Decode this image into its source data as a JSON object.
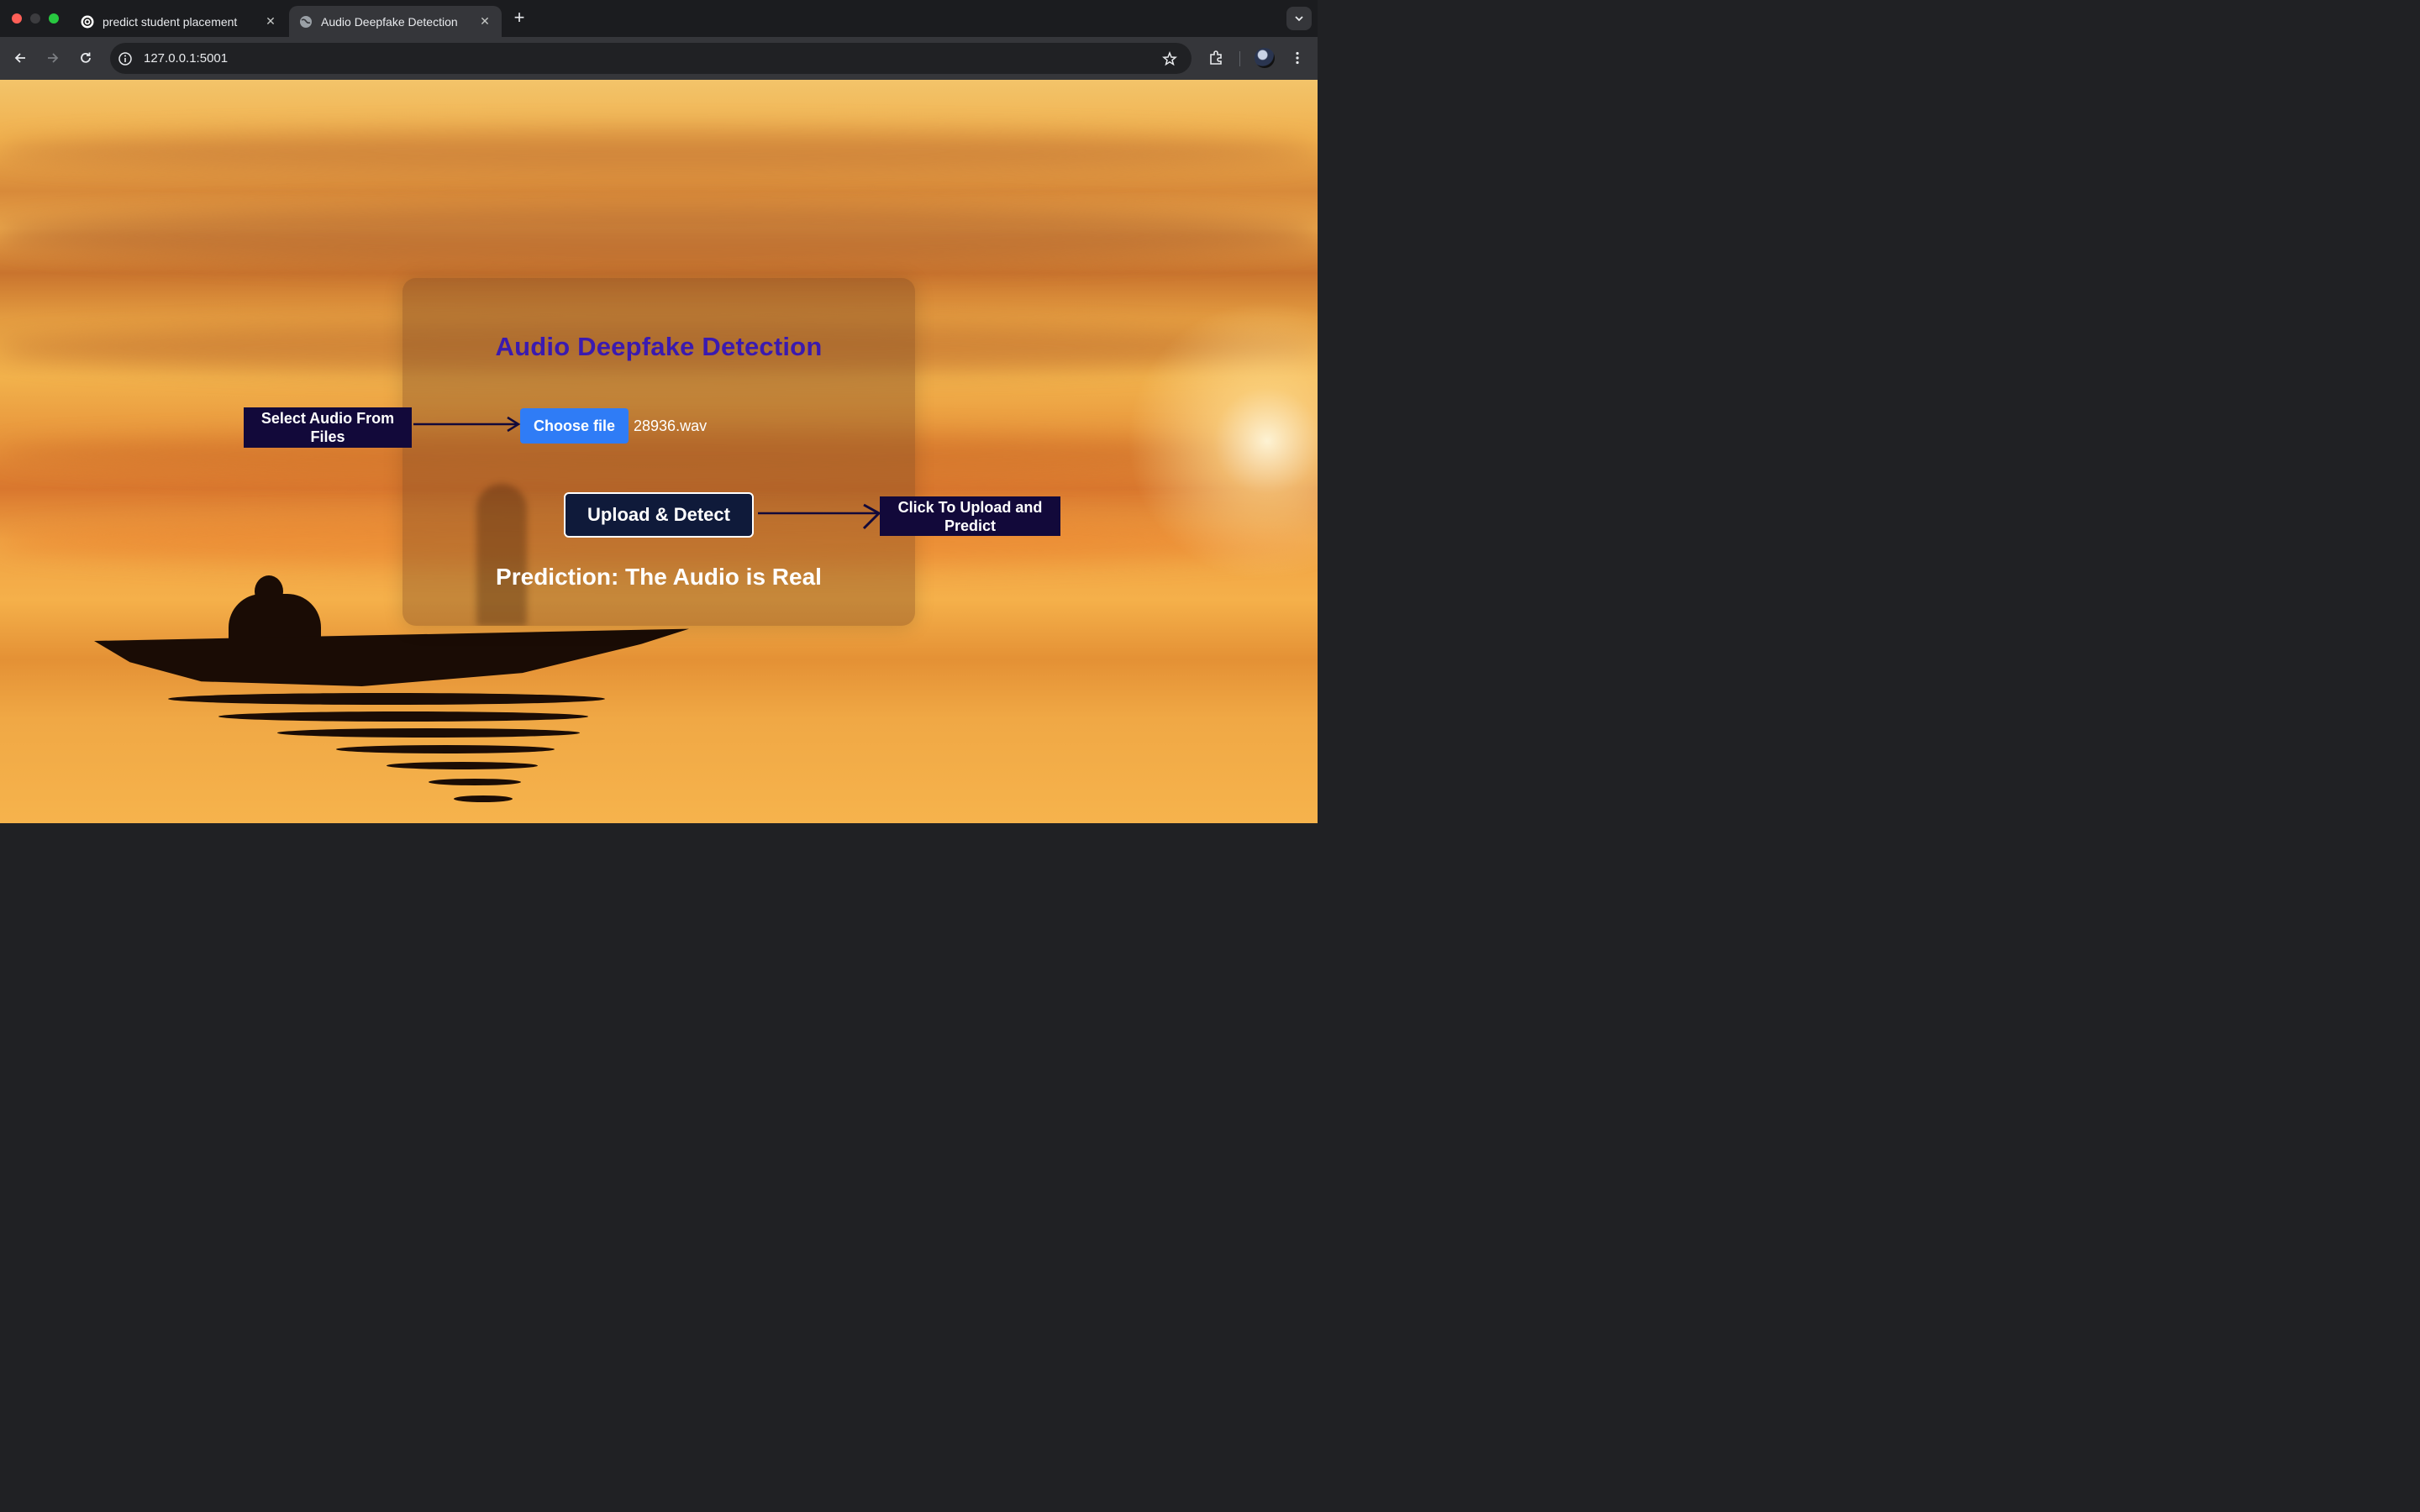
{
  "browser": {
    "tabs": [
      {
        "title": "predict student placement",
        "active": false,
        "favicon": "openai-logo-icon"
      },
      {
        "title": "Audio Deepfake Detection",
        "active": true,
        "favicon": "globe-icon"
      }
    ],
    "url": "127.0.0.1:5001"
  },
  "page": {
    "title": "Audio Deepfake Detection",
    "file_input": {
      "button_label": "Choose file",
      "selected_file": "28936.wav"
    },
    "submit_label": "Upload & Detect",
    "prediction": "Prediction: The Audio is Real",
    "annotations": {
      "select_hint": "Select Audio From Files",
      "upload_hint": "Click To Upload and Predict"
    }
  },
  "colors": {
    "title": "#3a1ab0",
    "choose_button": "#2f7cf6",
    "detect_button": "#0f1a3a",
    "callout_bg": "#12093a"
  }
}
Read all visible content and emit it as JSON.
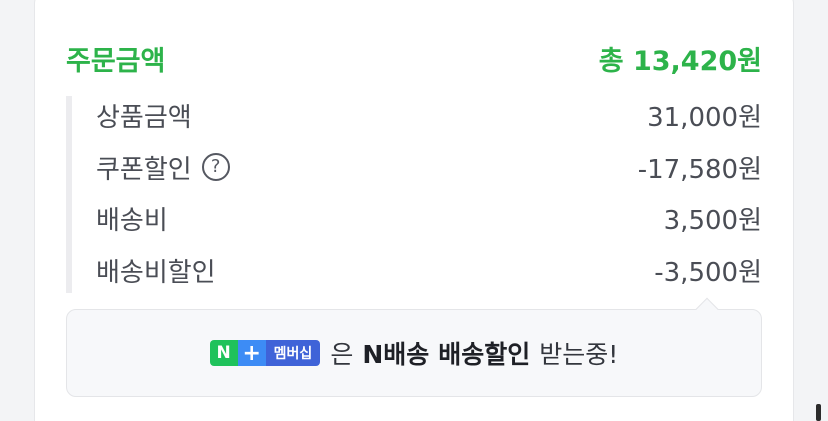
{
  "order": {
    "title": "주문금액",
    "total": "총 13,420원"
  },
  "rows": [
    {
      "label": "상품금액",
      "value": "31,000원"
    },
    {
      "label": "쿠폰할인",
      "value": "-17,580원",
      "help_icon": "question-circle-icon"
    },
    {
      "label": "배송비",
      "value": "3,500원"
    },
    {
      "label": "배송비할인",
      "value": "-3,500원"
    }
  ],
  "banner": {
    "badge_n": "N",
    "badge_plus": "+",
    "badge_text": "멤버십",
    "text_pre": "은",
    "text_bold_1": "N배송",
    "text_bold_2": "배송할인",
    "text_post": "받는중!",
    "help_symbol": "?"
  },
  "colors": {
    "accent": "#2db34a",
    "badge_n": "#1fc25b",
    "badge_plus": "#3d8cf5",
    "badge_text": "#3f63d8"
  }
}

---+---

- WHAT TO WORK ON
List the lines of the records where "Detection" occurs.

- CORRECT RESULT
        "title": "Audio Deepfake Detection",
    "title": "Audio Deepfake Detection",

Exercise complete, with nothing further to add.